State how many lines of the records contain the string "индивидуального". Give the number alone.

Start

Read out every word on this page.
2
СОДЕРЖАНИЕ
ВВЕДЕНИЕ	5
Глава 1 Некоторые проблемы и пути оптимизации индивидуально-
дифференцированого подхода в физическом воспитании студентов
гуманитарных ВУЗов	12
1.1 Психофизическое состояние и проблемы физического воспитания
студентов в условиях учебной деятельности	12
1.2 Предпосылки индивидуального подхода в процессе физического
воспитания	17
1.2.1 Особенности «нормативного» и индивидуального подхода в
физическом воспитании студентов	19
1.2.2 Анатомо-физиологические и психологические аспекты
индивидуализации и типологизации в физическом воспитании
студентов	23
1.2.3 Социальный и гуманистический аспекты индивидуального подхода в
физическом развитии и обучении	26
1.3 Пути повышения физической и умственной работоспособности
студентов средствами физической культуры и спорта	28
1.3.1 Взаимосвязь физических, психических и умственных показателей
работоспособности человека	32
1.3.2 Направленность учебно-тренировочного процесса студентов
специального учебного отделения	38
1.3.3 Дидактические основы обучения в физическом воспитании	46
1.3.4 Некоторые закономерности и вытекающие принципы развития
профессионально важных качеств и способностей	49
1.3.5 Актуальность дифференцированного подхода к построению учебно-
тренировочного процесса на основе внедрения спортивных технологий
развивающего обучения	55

End
Start

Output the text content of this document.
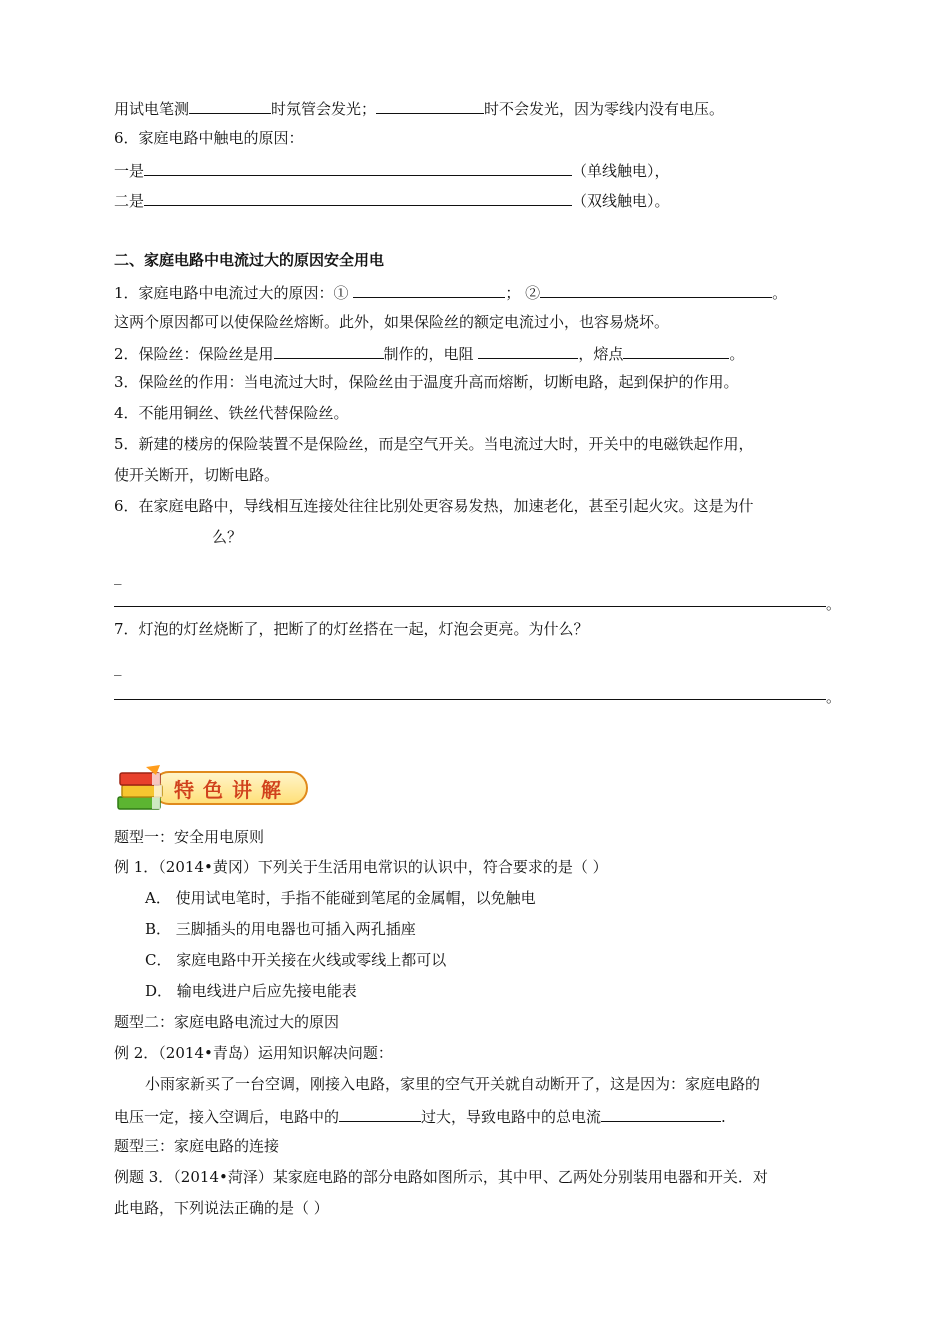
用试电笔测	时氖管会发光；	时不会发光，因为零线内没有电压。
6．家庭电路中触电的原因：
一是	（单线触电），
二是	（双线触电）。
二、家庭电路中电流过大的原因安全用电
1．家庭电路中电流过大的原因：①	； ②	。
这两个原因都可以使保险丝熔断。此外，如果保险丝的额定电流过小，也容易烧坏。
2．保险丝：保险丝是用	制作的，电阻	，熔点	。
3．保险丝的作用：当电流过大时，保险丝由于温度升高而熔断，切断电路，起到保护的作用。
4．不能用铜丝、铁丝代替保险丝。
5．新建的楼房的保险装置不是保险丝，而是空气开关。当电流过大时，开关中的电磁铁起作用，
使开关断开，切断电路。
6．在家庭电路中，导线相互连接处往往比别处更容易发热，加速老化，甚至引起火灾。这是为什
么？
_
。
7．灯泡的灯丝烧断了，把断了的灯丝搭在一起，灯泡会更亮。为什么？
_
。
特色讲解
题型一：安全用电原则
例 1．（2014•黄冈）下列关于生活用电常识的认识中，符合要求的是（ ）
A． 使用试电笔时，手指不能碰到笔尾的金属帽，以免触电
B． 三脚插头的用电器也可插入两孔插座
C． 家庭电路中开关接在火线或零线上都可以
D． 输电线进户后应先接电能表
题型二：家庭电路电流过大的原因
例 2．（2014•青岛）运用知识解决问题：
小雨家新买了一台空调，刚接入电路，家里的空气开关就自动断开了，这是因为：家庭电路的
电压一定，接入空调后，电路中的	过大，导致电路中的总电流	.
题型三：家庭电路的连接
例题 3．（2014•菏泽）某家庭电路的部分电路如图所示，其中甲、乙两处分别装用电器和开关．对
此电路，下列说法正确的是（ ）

End
Start

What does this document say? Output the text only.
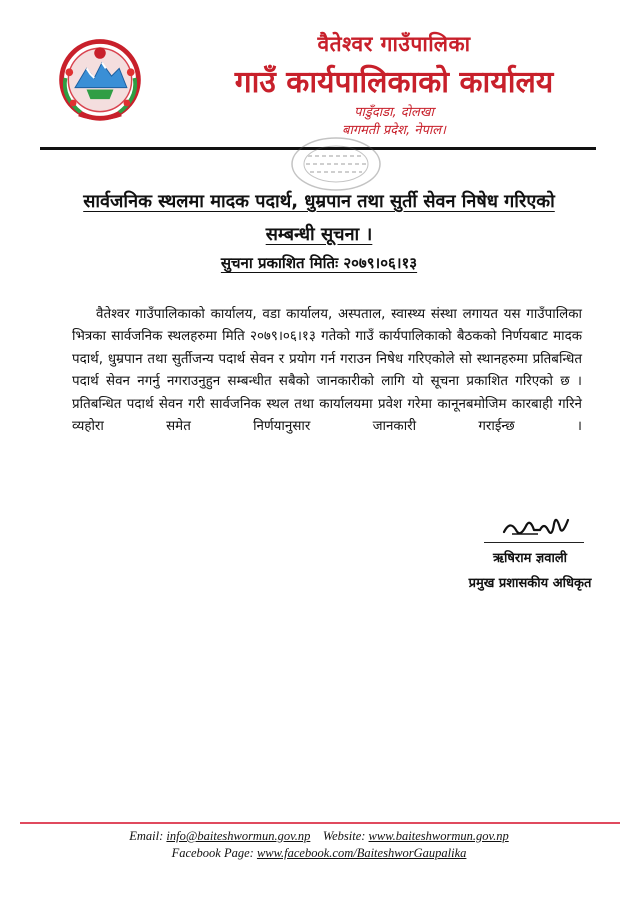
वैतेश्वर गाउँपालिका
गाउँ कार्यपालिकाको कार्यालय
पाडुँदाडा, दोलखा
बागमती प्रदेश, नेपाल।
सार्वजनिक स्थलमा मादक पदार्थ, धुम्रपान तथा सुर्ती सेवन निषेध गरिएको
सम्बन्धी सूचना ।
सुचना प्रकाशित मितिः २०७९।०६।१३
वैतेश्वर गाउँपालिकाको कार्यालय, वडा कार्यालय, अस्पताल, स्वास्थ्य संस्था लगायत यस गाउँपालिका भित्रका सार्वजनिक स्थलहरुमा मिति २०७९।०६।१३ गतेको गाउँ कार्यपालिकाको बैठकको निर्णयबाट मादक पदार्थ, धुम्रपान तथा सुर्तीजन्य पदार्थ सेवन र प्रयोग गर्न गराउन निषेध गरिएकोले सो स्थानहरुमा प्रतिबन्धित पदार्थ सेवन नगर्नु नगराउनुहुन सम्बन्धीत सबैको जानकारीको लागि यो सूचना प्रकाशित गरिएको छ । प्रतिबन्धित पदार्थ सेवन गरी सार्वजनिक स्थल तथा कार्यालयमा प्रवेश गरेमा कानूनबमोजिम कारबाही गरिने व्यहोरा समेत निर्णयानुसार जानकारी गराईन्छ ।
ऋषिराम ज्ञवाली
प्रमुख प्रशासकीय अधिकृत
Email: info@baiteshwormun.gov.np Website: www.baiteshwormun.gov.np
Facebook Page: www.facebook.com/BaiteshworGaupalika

End

EXPECTED OUTPUT - 3